Extracted data entries
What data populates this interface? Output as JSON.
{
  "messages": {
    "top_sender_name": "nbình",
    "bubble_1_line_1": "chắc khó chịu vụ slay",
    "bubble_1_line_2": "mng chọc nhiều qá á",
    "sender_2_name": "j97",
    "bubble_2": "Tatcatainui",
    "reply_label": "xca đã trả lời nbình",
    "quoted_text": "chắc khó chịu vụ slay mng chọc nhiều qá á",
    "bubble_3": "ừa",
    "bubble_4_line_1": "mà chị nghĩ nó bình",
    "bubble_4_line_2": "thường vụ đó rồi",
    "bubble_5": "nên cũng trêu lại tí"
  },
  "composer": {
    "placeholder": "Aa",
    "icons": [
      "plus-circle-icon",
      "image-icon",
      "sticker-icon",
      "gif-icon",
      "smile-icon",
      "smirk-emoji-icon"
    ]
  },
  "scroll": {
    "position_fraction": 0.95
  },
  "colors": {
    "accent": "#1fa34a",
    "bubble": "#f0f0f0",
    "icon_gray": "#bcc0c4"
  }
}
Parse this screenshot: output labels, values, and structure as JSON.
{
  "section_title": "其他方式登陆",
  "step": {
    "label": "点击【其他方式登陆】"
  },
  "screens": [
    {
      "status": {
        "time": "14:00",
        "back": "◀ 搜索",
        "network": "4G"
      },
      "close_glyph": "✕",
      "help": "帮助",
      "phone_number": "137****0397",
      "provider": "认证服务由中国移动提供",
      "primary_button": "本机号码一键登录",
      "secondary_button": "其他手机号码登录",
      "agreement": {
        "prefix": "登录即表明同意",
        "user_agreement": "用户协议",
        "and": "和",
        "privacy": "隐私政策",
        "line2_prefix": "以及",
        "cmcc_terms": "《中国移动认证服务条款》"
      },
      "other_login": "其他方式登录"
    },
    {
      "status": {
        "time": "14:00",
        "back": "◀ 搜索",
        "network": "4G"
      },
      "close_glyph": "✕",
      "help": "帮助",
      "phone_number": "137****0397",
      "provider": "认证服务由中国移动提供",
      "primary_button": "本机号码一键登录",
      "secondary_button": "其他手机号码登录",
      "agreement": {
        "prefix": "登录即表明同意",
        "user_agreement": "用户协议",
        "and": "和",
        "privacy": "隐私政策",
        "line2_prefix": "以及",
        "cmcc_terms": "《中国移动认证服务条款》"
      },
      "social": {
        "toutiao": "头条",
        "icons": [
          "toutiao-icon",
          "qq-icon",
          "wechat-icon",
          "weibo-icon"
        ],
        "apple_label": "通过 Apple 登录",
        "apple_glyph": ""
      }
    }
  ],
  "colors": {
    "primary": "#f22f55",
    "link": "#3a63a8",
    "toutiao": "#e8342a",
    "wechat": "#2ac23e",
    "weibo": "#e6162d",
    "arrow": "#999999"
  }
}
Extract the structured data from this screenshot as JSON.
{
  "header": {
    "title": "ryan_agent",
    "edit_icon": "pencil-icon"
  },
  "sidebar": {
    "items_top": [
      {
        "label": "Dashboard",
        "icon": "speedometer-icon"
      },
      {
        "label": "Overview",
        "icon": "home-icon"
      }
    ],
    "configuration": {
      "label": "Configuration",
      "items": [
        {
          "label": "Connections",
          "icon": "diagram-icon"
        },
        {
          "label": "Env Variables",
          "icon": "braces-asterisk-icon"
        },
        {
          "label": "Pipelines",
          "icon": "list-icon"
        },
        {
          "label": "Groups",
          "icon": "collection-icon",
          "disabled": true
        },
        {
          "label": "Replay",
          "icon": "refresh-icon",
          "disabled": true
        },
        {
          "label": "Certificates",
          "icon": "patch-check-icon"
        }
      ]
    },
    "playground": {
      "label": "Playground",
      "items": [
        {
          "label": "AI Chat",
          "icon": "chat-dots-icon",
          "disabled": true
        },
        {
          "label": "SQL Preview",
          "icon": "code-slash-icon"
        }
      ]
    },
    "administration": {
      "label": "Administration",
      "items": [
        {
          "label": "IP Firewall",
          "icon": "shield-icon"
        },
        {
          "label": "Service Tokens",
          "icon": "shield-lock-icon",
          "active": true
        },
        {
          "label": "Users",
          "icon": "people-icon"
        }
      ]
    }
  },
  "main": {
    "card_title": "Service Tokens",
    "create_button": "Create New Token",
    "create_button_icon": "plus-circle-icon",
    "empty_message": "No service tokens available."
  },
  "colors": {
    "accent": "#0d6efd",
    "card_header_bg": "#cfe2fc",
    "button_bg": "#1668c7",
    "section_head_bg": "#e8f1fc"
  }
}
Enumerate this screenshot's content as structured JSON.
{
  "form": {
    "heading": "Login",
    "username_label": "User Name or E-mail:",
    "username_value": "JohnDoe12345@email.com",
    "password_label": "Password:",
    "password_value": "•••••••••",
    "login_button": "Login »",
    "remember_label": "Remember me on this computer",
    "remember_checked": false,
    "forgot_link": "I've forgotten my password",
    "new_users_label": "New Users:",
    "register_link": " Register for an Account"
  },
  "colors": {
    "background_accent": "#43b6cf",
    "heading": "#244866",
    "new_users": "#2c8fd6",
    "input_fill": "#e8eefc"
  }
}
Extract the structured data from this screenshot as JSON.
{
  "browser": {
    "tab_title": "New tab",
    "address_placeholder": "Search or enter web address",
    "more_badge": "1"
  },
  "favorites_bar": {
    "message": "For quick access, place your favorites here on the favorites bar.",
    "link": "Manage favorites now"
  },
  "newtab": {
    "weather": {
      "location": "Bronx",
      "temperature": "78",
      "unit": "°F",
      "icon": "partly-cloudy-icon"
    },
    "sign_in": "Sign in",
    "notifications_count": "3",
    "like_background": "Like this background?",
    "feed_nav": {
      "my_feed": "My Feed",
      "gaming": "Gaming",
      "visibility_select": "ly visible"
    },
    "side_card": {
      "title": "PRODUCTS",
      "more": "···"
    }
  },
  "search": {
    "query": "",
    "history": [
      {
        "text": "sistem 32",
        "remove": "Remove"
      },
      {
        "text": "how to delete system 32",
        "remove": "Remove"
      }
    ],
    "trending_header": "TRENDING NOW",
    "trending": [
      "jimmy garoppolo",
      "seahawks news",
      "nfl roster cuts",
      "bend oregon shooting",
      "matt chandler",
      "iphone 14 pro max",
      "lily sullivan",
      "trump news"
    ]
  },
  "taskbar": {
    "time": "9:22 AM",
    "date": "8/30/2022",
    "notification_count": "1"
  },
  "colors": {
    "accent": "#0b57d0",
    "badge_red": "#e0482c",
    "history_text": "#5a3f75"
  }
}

> What is expected: In the listing, how many lines hold "其他方式登陆"? Answer with a bare number.

> Exercise response: 2